◆ Written exercise ◆
Skip the images and copy each record exactly as written.

··········

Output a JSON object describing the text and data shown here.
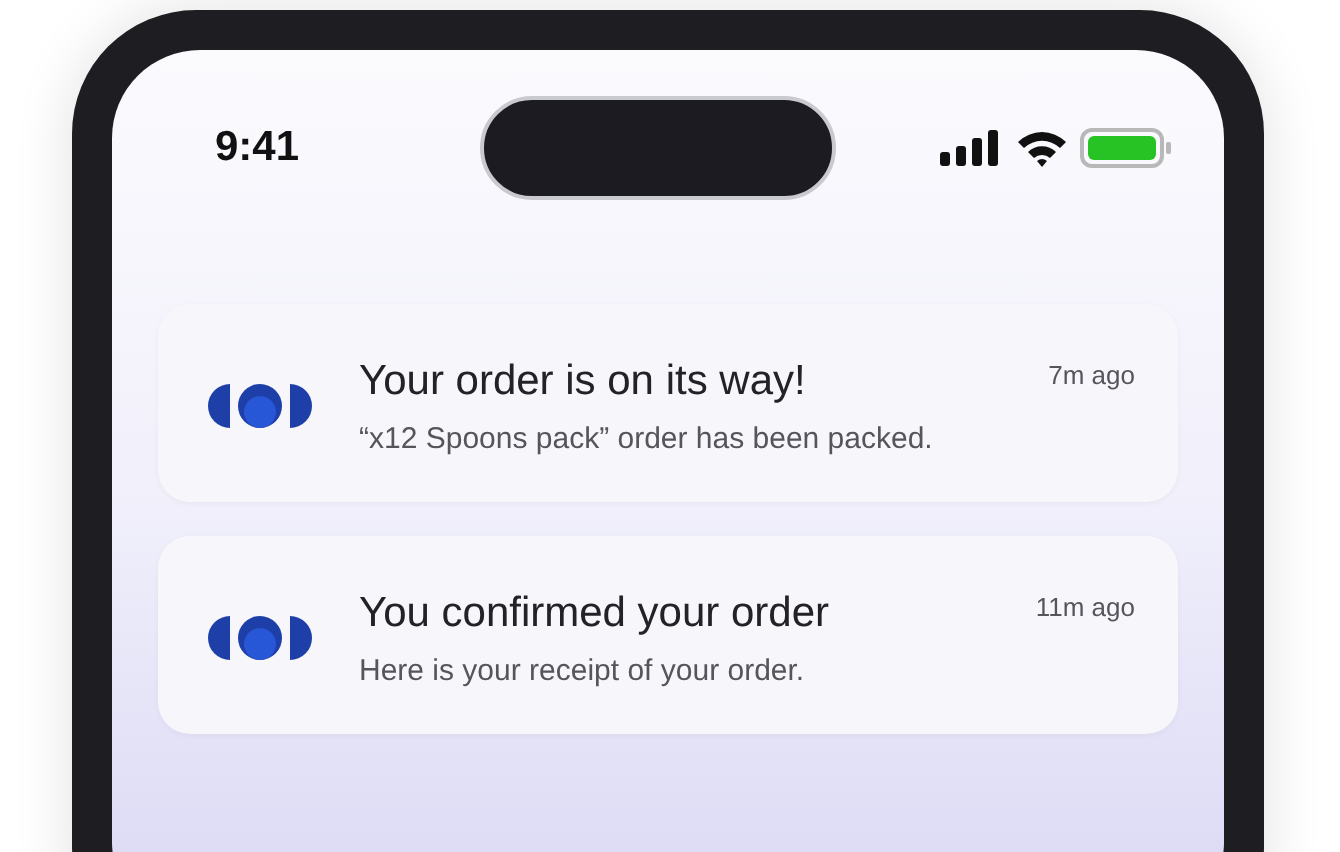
{
  "status_bar": {
    "time": "9:41"
  },
  "notifications": [
    {
      "title": "Your order is on its way!",
      "message": "“x12 Spoons pack” order has been packed.",
      "time": "7m ago"
    },
    {
      "title": "You confirmed your order",
      "message": "Here is your receipt of your order.",
      "time": "11m ago"
    }
  ]
}
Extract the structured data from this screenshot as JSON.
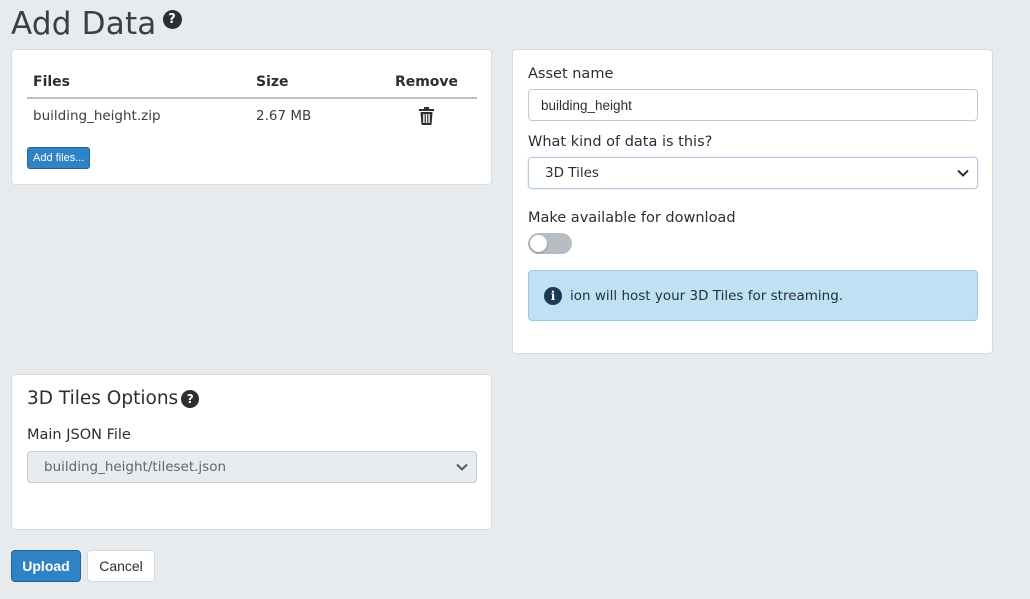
{
  "page": {
    "title": "Add Data",
    "help_glyph": "?"
  },
  "files_table": {
    "headers": {
      "files": "Files",
      "size": "Size",
      "remove": "Remove"
    },
    "rows": [
      {
        "name": "building_height.zip",
        "size": "2.67 MB",
        "remove_icon": "trash-icon"
      }
    ],
    "add_files_label": "Add files..."
  },
  "asset": {
    "name_label": "Asset name",
    "name_value": "building_height",
    "kind_label": "What kind of data is this?",
    "kind_value": "3D Tiles",
    "download_label": "Make available for download",
    "download_enabled": false,
    "info_text": "ion will host your 3D Tiles for streaming."
  },
  "tiles_options": {
    "title": "3D Tiles Options",
    "main_json_label": "Main JSON File",
    "main_json_value": "building_height/tileset.json"
  },
  "actions": {
    "upload_label": "Upload",
    "cancel_label": "Cancel"
  },
  "colors": {
    "primary": "#2f82c4",
    "background": "#e8ebed",
    "info_bg": "#bfe1f4",
    "toggle_off": "#b6bdc4"
  }
}
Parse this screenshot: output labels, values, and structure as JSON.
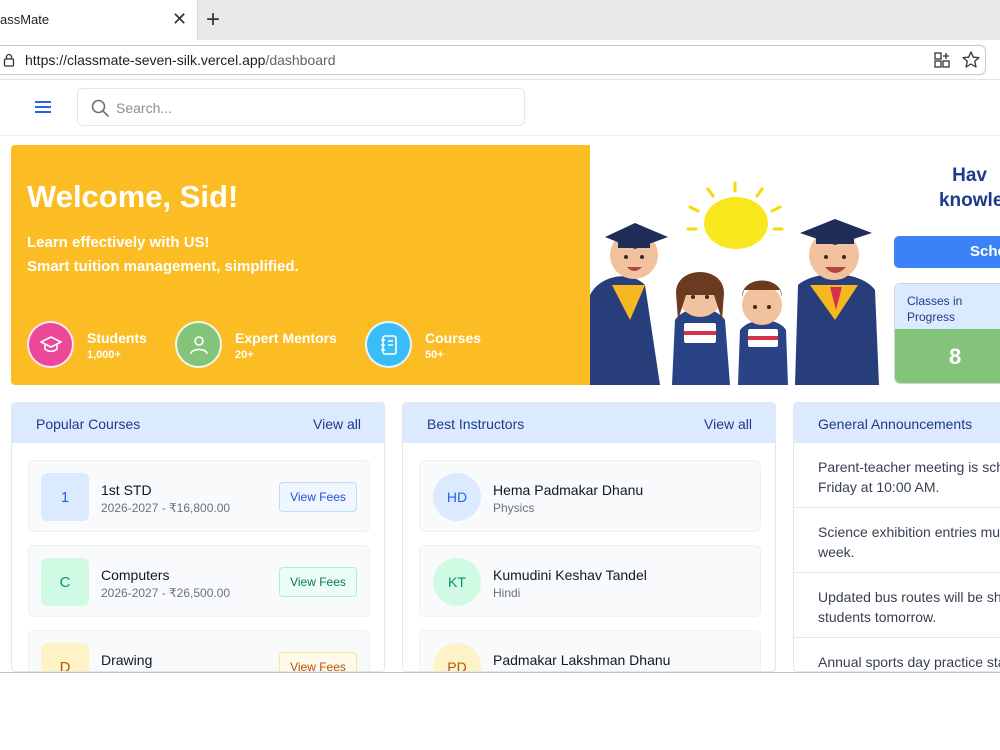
{
  "browser": {
    "tab_title": "assMate",
    "url_host": "https://classmate-seven-silk.vercel.app",
    "url_path": "/dashboard"
  },
  "search": {
    "placeholder": "Search..."
  },
  "hero": {
    "welcome": "Welcome, Sid!",
    "tagline1": "Learn effectively with US!",
    "tagline2": "Smart tuition management, simplified.",
    "stats": [
      {
        "label": "Students",
        "value": "1,000+",
        "color": "#ec4899",
        "icon": "graduation-cap-icon"
      },
      {
        "label": "Expert Mentors",
        "value": "20+",
        "color": "#84c47a",
        "icon": "user-icon"
      },
      {
        "label": "Courses",
        "value": "50+",
        "color": "#38bdf8",
        "icon": "notebook-icon"
      }
    ]
  },
  "promo": {
    "line1": "Hav",
    "line2": "knowled",
    "button": "Sche",
    "classes_label": "Classes in Progress",
    "classes_value": "8"
  },
  "popular_courses": {
    "title": "Popular Courses",
    "view_all": "View all",
    "button_label": "View Fees",
    "items": [
      {
        "badge": "1",
        "name": "1st STD",
        "meta": "2026-2027 - ₹16,800.00",
        "bg": "#dbeafe",
        "fg": "#2563eb"
      },
      {
        "badge": "C",
        "name": "Computers",
        "meta": "2026-2027 - ₹26,500.00",
        "bg": "#d1fae5",
        "fg": "#059669"
      },
      {
        "badge": "D",
        "name": "Drawing",
        "meta": "",
        "bg": "#fef3c7",
        "fg": "#b45309"
      }
    ]
  },
  "instructors": {
    "title": "Best Instructors",
    "view_all": "View all",
    "items": [
      {
        "initials": "HD",
        "name": "Hema Padmakar Dhanu",
        "subject": "Physics",
        "bg": "#dbeafe",
        "fg": "#2563eb"
      },
      {
        "initials": "KT",
        "name": "Kumudini Keshav Tandel",
        "subject": "Hindi",
        "bg": "#d1fae5",
        "fg": "#059669"
      },
      {
        "initials": "PD",
        "name": "Padmakar Lakshman Dhanu",
        "subject": "",
        "bg": "#fef3c7",
        "fg": "#b45309"
      }
    ]
  },
  "announcements": {
    "title": "General Announcements",
    "items": [
      "Parent-teacher meeting is sch\nFriday at 10:00 AM.",
      "Science exhibition entries mus\nweek.",
      "Updated bus routes will be sh\nstudents tomorrow.",
      "Annual sports day practice sta"
    ]
  }
}
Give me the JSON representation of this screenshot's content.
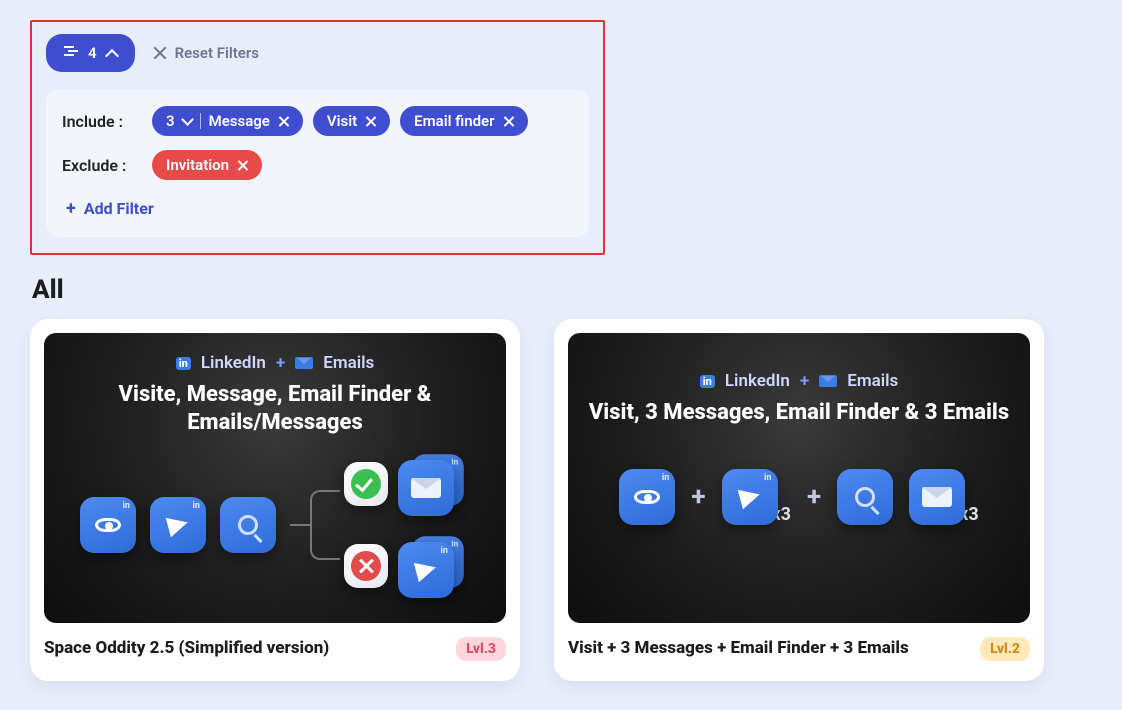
{
  "filter_panel": {
    "count": "4",
    "reset_label": "Reset Filters",
    "include_label": "Include :",
    "exclude_label": "Exclude :",
    "message_count": "3",
    "include_chips": [
      "Message",
      "Visit",
      "Email finder"
    ],
    "exclude_chips": [
      "Invitation"
    ],
    "add_filter_label": "Add Filter"
  },
  "section_title": "All",
  "cards": [
    {
      "header_linkedin": "LinkedIn",
      "header_plus": "+",
      "header_emails": "Emails",
      "hero_title": "Visite, Message, Email Finder & Emails/Messages",
      "title": "Space Oddity 2.5 (Simplified version)",
      "level_label": "Lvl.3",
      "level_class": "lvl3"
    },
    {
      "header_linkedin": "LinkedIn",
      "header_plus": "+",
      "header_emails": "Emails",
      "hero_title": "Visit, 3 Messages, Email Finder & 3 Emails",
      "multiplier": "x3",
      "title": "Visit + 3 Messages + Email Finder + 3 Emails",
      "level_label": "Lvl.2",
      "level_class": "lvl2"
    }
  ]
}
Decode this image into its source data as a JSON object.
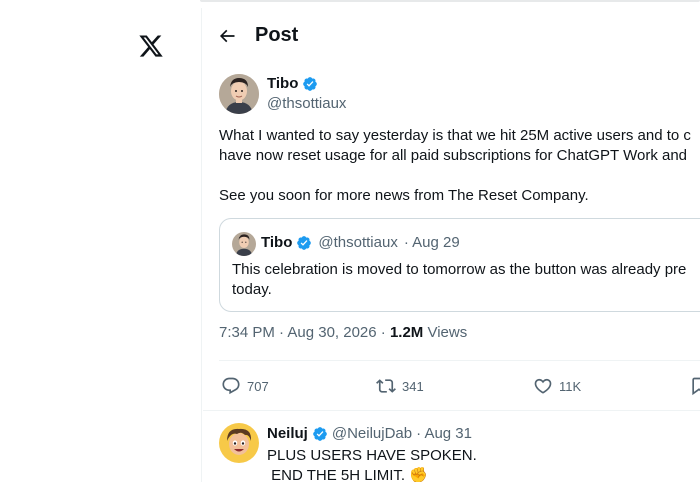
{
  "header": {
    "title": "Post"
  },
  "post": {
    "author_name": "Tibo",
    "author_handle": "@thsottiaux",
    "text": "What I wanted to say yesterday is that we hit 25M active users and to c\nhave now reset usage for all paid subscriptions for ChatGPT Work and\n\nSee you soon for more news from The Reset Company.",
    "quote": {
      "author_name": "Tibo",
      "author_handle": "@thsottiaux",
      "date": "· Aug 29",
      "text": "This celebration is moved to tomorrow as the button was already pre\ntoday."
    },
    "time": "7:34 PM · Aug 30, 2026 · ",
    "views_count": "1.2M",
    "views_label": "Views",
    "stats": {
      "replies": "707",
      "reposts": "341",
      "likes": "11K"
    }
  },
  "reply": {
    "author_name": "Neiluj",
    "author_handle": "@NeilujDab",
    "date": "· Aug 31",
    "text": "PLUS USERS HAVE SPOKEN.\n END THE 5H LIMIT. ✊"
  },
  "icons": {
    "logo": "x-logo-icon",
    "back": "arrow-left-icon",
    "verified": "verified-badge-icon",
    "reply": "reply-icon",
    "repost": "repost-icon",
    "like": "heart-icon",
    "bookmark": "bookmark-icon"
  },
  "colors": {
    "verified": "#1d9bf0",
    "muted": "#536471",
    "text": "#0f1419",
    "border": "#cfd9de"
  }
}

··········

◆ Task answer ◆
Output a JSON object describing the text and data shown here.
{
  "status_bar": {
    "time": "9:41"
  },
  "notifications": [
    {
      "title": "Your order is on its way!",
      "message": "“x12 Spoons pack” order has been packed.",
      "time": "7m ago"
    },
    {
      "title": "You confirmed your order",
      "message": "Here is your receipt of your order.",
      "time": "11m ago"
    }
  ]
}
Extract the structured data from this screenshot as JSON.
{
  "page": {
    "title": "Add Data",
    "help_glyph": "?"
  },
  "files_table": {
    "headers": {
      "files": "Files",
      "size": "Size",
      "remove": "Remove"
    },
    "rows": [
      {
        "name": "building_height.zip",
        "size": "2.67 MB",
        "remove_icon": "trash-icon"
      }
    ],
    "add_files_label": "Add files..."
  },
  "asset": {
    "name_label": "Asset name",
    "name_value": "building_height",
    "kind_label": "What kind of data is this?",
    "kind_value": "3D Tiles",
    "download_label": "Make available for download",
    "download_enabled": false,
    "info_text": "ion will host your 3D Tiles for streaming."
  },
  "tiles_options": {
    "title": "3D Tiles Options",
    "main_json_label": "Main JSON File",
    "main_json_value": "building_height/tileset.json"
  },
  "actions": {
    "upload_label": "Upload",
    "cancel_label": "Cancel"
  },
  "colors": {
    "primary": "#2f82c4",
    "background": "#e8ebed",
    "info_bg": "#bfe1f4",
    "toggle_off": "#b6bdc4"
  }
}
Parse this screenshot: output labels, values, and structure as JSON.
{
  "browser": {
    "tab_title": "assMate",
    "url_host": "https://classmate-seven-silk.vercel.app",
    "url_path": "/dashboard"
  },
  "search": {
    "placeholder": "Search..."
  },
  "hero": {
    "welcome": "Welcome, Sid!",
    "tagline1": "Learn effectively with US!",
    "tagline2": "Smart tuition management, simplified.",
    "stats": [
      {
        "label": "Students",
        "value": "1,000+",
        "color": "#ec4899",
        "icon": "graduation-cap-icon"
      },
      {
        "label": "Expert Mentors",
        "value": "20+",
        "color": "#84c47a",
        "icon": "user-icon"
      },
      {
        "label": "Courses",
        "value": "50+",
        "color": "#38bdf8",
        "icon": "notebook-icon"
      }
    ]
  },
  "promo": {
    "line1": "Hav",
    "line2": "knowled",
    "button": "Sche",
    "classes_label": "Classes in Progress",
    "classes_value": "8"
  },
  "popular_courses": {
    "title": "Popular Courses",
    "view_all": "View all",
    "button_label": "View Fees",
    "items": [
      {
        "badge": "1",
        "name": "1st STD",
        "meta": "2026-2027 - ₹16,800.00",
        "bg": "#dbeafe",
        "fg": "#2563eb"
      },
      {
        "badge": "C",
        "name": "Computers",
        "meta": "2026-2027 - ₹26,500.00",
        "bg": "#d1fae5",
        "fg": "#059669"
      },
      {
        "badge": "D",
        "name": "Drawing",
        "meta": "",
        "bg": "#fef3c7",
        "fg": "#b45309"
      }
    ]
  },
  "instructors": {
    "title": "Best Instructors",
    "view_all": "View all",
    "items": [
      {
        "initials": "HD",
        "name": "Hema Padmakar Dhanu",
        "subject": "Physics",
        "bg": "#dbeafe",
        "fg": "#2563eb"
      },
      {
        "initials": "KT",
        "name": "Kumudini Keshav Tandel",
        "subject": "Hindi",
        "bg": "#d1fae5",
        "fg": "#059669"
      },
      {
        "initials": "PD",
        "name": "Padmakar Lakshman Dhanu",
        "subject": "",
        "bg": "#fef3c7",
        "fg": "#b45309"
      }
    ]
  },
  "announcements": {
    "title": "General Announcements",
    "items": [
      "Parent-teacher meeting is sch\nFriday at 10:00 AM.",
      "Science exhibition entries mus\nweek.",
      "Updated bus routes will be sh\nstudents tomorrow.",
      "Annual sports day practice sta"
    ]
  }
}
Give me the JSON representation of this screenshot's content.
{
  "filter_panel": {
    "count": "4",
    "reset_label": "Reset Filters",
    "include_label": "Include :",
    "exclude_label": "Exclude :",
    "message_count": "3",
    "include_chips": [
      "Message",
      "Visit",
      "Email finder"
    ],
    "exclude_chips": [
      "Invitation"
    ],
    "add_filter_label": "Add Filter"
  },
  "section_title": "All",
  "cards": [
    {
      "header_linkedin": "LinkedIn",
      "header_plus": "+",
      "header_emails": "Emails",
      "hero_title": "Visite, Message, Email Finder & Emails/Messages",
      "title": "Space Oddity 2.5 (Simplified version)",
      "level_label": "Lvl.3",
      "level_class": "lvl3"
    },
    {
      "header_linkedin": "LinkedIn",
      "header_plus": "+",
      "header_emails": "Emails",
      "hero_title": "Visit, 3 Messages, Email Finder & 3 Emails",
      "multiplier": "x3",
      "title": "Visit + 3 Messages + Email Finder + 3 Emails",
      "level_label": "Lvl.2",
      "level_class": "lvl2"
    }
  ]
}
Decode this image into its source data as a JSON object.
{
  "header": {
    "title": "Post"
  },
  "post": {
    "author_name": "Tibo",
    "author_handle": "@thsottiaux",
    "text": "What I wanted to say yesterday is that we hit 25M active users and to c\nhave now reset usage for all paid subscriptions for ChatGPT Work and\n\nSee you soon for more news from The Reset Company.",
    "quote": {
      "author_name": "Tibo",
      "author_handle": "@thsottiaux",
      "date": "· Aug 29",
      "text": "This celebration is moved to tomorrow as the button was already pre\ntoday."
    },
    "time": "7:34 PM · Aug 30, 2026 · ",
    "views_count": "1.2M",
    "views_label": "Views",
    "stats": {
      "replies": "707",
      "reposts": "341",
      "likes": "11K"
    }
  },
  "reply": {
    "author_name": "Neiluj",
    "author_handle": "@NeilujDab",
    "date": "· Aug 31",
    "text": "PLUS USERS HAVE SPOKEN.\n END THE 5H LIMIT. ✊"
  },
  "icons": {
    "logo": "x-logo-icon",
    "back": "arrow-left-icon",
    "verified": "verified-badge-icon",
    "reply": "reply-icon",
    "repost": "repost-icon",
    "like": "heart-icon",
    "bookmark": "bookmark-icon"
  },
  "colors": {
    "verified": "#1d9bf0",
    "muted": "#536471",
    "text": "#0f1419",
    "border": "#cfd9de"
  }
}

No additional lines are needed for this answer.